- TASK DETAILS -
Gather each line containing the string "Macromedia" from these entries.

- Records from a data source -
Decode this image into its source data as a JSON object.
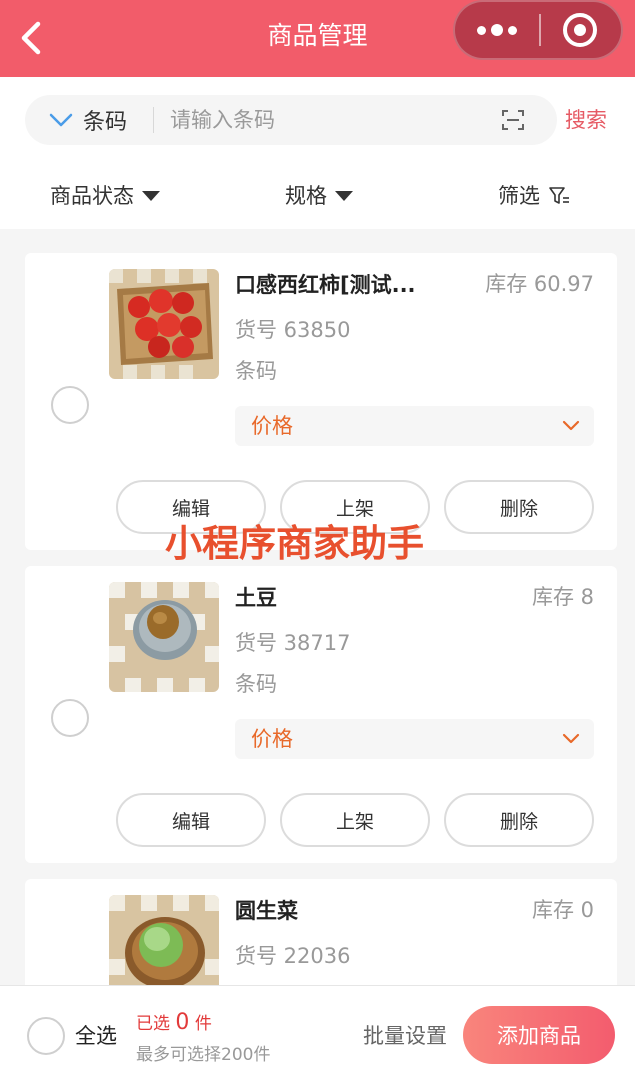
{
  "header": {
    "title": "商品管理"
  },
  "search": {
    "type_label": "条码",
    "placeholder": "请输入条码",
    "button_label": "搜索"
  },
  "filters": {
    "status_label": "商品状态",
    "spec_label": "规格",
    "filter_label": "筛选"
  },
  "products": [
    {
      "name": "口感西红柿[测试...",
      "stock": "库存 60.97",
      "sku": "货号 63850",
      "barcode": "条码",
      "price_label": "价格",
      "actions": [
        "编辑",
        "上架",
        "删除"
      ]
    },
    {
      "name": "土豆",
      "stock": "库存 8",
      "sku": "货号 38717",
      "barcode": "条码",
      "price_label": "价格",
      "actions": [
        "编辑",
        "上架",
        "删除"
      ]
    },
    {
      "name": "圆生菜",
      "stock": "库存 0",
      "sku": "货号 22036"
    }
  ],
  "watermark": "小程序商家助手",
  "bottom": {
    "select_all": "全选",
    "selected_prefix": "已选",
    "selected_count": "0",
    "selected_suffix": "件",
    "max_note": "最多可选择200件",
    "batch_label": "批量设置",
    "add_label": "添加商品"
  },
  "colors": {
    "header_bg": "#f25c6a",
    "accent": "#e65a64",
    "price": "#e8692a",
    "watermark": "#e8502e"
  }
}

...

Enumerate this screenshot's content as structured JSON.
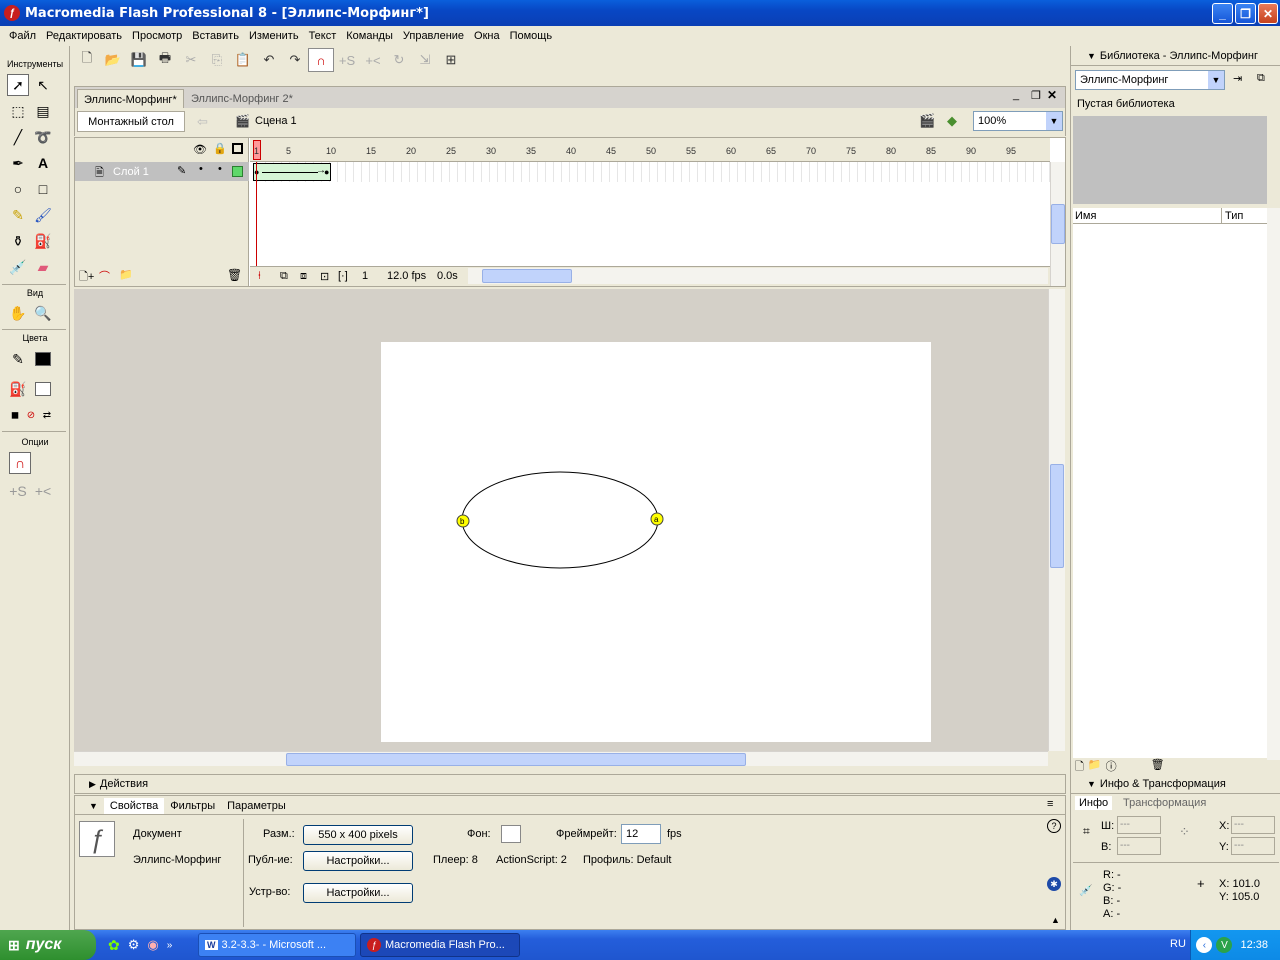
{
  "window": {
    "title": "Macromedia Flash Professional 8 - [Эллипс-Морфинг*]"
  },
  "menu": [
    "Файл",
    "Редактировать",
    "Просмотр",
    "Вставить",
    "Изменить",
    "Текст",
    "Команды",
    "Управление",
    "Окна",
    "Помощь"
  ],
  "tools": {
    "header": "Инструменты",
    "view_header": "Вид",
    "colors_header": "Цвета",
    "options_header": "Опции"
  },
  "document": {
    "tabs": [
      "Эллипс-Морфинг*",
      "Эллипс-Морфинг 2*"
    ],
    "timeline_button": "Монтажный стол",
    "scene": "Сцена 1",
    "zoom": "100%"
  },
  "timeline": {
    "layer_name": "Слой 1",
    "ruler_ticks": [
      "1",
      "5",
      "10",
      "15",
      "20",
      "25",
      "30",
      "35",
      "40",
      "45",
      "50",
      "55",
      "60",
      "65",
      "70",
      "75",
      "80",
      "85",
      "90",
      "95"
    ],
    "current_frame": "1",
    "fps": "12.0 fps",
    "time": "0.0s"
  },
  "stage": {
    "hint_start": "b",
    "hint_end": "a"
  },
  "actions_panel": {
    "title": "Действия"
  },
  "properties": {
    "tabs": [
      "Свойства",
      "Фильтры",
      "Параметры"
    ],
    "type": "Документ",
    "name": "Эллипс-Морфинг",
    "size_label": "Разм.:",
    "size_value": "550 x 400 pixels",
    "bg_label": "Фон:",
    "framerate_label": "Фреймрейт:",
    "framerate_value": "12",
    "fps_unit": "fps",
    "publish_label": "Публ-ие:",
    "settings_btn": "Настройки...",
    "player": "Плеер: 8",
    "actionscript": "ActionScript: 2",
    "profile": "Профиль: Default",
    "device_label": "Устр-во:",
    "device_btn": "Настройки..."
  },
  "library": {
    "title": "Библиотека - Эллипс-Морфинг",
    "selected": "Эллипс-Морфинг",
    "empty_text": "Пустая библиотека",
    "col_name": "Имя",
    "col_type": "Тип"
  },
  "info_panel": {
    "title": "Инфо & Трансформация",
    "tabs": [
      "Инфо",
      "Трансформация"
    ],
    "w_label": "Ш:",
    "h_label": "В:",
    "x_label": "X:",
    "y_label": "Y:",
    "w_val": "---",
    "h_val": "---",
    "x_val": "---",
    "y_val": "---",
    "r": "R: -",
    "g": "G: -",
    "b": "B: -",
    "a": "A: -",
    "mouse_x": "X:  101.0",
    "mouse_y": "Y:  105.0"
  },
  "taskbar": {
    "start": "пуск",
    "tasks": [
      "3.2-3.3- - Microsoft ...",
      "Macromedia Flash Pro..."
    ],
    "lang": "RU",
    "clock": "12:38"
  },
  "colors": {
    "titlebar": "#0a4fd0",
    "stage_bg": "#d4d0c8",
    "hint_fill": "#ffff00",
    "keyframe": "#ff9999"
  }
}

- COMPLETE RESPONSE -
    "title": "Macromedia Flash Professional 8 - [Эллипс-Морфинг*]"
      "Macromedia Flash Pro..."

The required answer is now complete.